Which lines contain the string "考试时长"? Please list every one of them.

| Stored data |
+++++

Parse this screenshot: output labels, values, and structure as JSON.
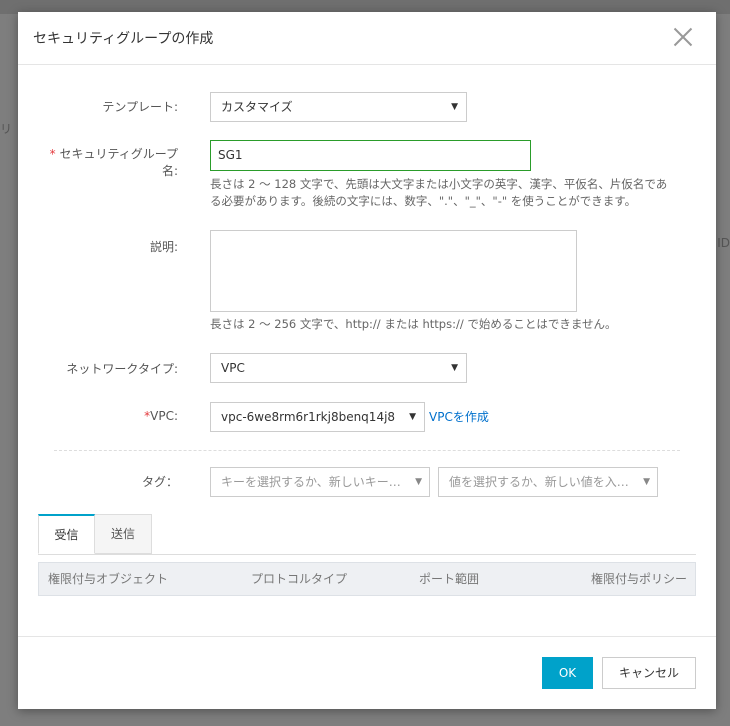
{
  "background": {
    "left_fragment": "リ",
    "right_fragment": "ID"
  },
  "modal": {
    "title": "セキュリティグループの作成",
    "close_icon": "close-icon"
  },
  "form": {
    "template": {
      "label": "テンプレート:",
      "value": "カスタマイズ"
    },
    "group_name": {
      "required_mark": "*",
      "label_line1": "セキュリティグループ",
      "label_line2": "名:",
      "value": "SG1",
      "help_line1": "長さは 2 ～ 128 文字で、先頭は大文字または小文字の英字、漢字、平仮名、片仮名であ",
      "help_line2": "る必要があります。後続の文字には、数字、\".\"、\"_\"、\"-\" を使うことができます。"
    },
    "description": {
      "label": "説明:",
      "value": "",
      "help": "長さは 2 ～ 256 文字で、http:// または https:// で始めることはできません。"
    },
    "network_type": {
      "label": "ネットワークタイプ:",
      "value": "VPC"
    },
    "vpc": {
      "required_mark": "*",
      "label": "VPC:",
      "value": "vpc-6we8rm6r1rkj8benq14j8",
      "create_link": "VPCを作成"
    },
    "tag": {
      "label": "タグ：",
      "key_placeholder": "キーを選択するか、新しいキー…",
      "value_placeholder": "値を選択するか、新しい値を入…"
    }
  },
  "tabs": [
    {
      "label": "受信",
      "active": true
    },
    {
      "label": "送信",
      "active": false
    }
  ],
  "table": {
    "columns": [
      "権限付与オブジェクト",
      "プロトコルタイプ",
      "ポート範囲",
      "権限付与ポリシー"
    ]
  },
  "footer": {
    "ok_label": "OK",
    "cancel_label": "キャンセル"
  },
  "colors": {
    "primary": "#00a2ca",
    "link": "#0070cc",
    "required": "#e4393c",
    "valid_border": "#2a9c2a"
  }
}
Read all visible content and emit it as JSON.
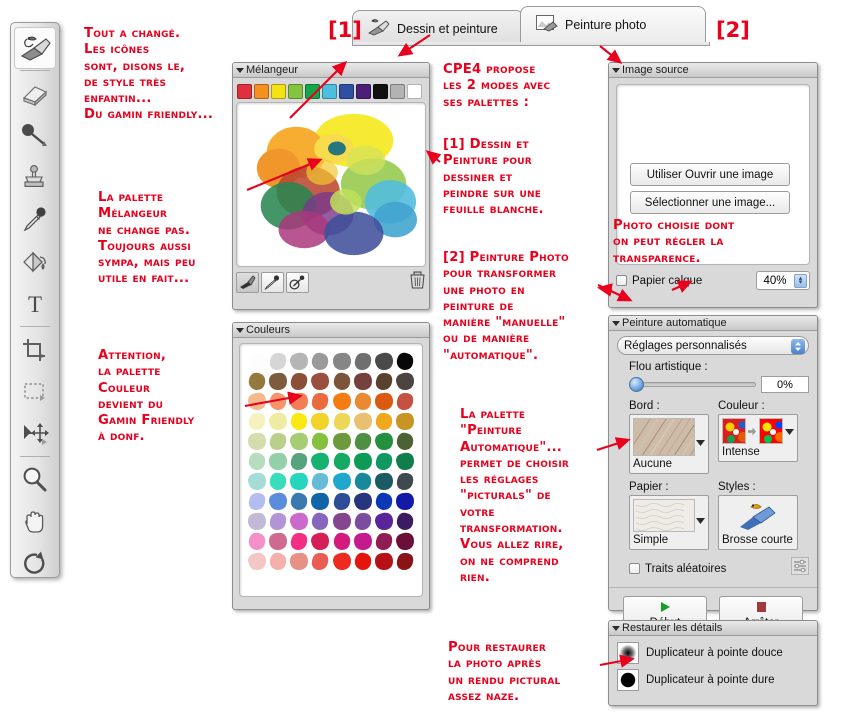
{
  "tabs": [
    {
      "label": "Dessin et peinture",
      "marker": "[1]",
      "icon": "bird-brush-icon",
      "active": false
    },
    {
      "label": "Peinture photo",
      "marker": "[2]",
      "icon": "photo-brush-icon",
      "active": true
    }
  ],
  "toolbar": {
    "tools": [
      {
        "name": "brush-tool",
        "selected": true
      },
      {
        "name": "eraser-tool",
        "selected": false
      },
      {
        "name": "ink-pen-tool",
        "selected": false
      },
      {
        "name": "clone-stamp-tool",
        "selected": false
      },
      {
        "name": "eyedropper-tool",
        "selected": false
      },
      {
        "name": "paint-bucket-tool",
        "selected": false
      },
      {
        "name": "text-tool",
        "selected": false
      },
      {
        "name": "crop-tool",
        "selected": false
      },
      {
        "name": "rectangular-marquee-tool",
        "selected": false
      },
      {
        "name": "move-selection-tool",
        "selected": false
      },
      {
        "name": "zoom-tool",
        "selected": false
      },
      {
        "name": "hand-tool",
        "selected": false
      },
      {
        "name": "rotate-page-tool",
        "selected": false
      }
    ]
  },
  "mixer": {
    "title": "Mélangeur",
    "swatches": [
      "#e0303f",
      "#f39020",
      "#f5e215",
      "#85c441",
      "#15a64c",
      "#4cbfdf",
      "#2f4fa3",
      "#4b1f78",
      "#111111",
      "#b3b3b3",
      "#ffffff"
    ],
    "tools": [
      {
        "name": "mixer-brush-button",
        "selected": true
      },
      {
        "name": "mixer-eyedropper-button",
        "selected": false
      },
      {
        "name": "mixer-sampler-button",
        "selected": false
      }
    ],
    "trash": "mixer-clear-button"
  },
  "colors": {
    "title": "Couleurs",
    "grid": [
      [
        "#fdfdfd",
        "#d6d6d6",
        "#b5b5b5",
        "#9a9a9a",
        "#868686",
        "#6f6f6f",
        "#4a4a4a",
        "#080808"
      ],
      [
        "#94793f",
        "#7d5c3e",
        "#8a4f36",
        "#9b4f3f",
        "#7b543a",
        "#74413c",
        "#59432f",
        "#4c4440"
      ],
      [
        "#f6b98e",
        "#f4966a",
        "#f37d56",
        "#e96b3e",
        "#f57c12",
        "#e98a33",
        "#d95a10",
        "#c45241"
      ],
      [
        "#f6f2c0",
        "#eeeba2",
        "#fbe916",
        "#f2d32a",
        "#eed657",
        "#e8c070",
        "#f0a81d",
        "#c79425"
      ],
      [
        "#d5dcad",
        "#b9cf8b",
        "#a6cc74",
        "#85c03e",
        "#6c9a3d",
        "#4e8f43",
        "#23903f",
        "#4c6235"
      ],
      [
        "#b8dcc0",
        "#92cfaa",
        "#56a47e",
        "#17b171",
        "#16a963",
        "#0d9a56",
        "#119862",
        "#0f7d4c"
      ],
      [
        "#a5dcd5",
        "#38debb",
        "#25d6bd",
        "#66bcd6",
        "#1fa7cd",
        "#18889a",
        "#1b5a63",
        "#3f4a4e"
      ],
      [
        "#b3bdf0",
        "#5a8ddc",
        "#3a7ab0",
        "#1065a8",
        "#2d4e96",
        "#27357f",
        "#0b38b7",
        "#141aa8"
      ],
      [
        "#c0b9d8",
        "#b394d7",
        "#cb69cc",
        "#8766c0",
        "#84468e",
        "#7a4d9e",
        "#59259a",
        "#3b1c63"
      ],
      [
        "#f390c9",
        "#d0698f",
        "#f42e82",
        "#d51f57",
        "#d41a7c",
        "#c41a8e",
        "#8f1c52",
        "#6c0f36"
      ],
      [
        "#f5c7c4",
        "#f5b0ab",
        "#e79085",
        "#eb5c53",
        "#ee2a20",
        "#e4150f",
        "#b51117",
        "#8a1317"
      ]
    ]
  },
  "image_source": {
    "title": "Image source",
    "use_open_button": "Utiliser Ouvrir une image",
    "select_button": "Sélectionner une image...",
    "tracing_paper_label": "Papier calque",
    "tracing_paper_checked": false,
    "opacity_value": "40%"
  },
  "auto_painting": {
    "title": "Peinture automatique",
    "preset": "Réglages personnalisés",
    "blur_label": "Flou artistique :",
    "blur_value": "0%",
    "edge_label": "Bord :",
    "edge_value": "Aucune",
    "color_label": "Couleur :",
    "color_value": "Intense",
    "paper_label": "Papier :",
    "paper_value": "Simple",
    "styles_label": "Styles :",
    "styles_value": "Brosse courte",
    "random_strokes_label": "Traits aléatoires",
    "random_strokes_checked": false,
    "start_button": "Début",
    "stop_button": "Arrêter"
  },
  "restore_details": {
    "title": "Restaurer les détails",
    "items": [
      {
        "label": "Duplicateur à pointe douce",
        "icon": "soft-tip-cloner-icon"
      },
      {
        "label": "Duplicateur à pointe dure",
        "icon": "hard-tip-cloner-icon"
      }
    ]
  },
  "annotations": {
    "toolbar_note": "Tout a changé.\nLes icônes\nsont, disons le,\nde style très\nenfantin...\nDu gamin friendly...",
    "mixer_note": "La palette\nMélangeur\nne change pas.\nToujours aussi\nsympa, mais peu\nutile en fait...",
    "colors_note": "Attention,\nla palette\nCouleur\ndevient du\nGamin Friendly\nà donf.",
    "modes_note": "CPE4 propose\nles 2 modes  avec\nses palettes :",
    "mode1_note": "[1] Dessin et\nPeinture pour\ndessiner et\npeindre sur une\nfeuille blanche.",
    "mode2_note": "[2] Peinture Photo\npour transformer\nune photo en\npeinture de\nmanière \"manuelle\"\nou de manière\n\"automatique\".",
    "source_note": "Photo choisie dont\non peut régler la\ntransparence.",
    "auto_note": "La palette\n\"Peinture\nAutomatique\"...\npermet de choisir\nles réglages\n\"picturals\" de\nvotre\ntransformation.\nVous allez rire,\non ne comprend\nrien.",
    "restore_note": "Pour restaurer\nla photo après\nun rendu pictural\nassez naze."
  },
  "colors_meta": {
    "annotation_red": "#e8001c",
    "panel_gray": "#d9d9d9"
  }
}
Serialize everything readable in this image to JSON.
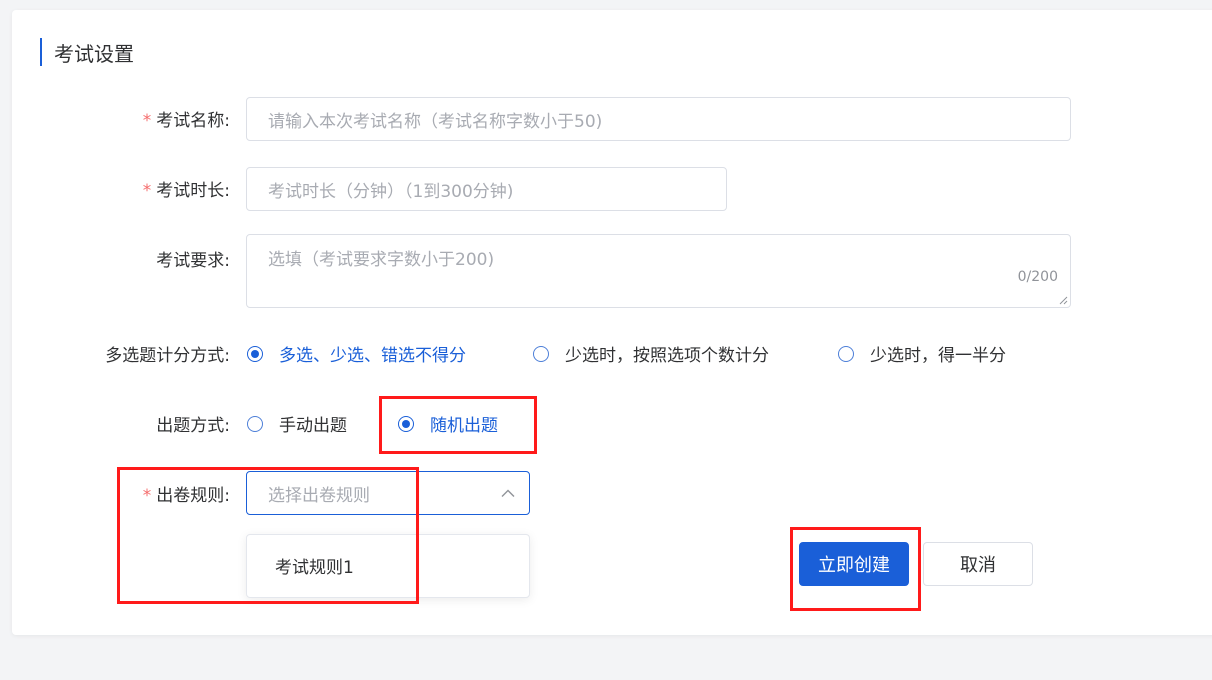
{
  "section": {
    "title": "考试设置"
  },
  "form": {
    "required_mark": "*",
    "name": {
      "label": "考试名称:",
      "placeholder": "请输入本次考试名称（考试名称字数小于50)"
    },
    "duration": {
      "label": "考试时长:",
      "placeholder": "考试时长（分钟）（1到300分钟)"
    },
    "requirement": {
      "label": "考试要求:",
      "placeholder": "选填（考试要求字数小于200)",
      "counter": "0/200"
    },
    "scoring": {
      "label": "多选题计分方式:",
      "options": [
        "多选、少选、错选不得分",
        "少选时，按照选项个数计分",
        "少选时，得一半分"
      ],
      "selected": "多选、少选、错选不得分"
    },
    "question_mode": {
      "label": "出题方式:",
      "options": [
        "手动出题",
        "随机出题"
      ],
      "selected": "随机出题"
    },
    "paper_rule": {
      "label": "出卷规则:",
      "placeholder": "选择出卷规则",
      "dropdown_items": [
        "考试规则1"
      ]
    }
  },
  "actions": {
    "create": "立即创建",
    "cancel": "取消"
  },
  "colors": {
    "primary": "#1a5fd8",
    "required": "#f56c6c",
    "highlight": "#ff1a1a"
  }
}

+++++

| Result of the task |
      "label": "考试时长:",
      "placeholder": "考试时长（分钟）（1到300分钟)"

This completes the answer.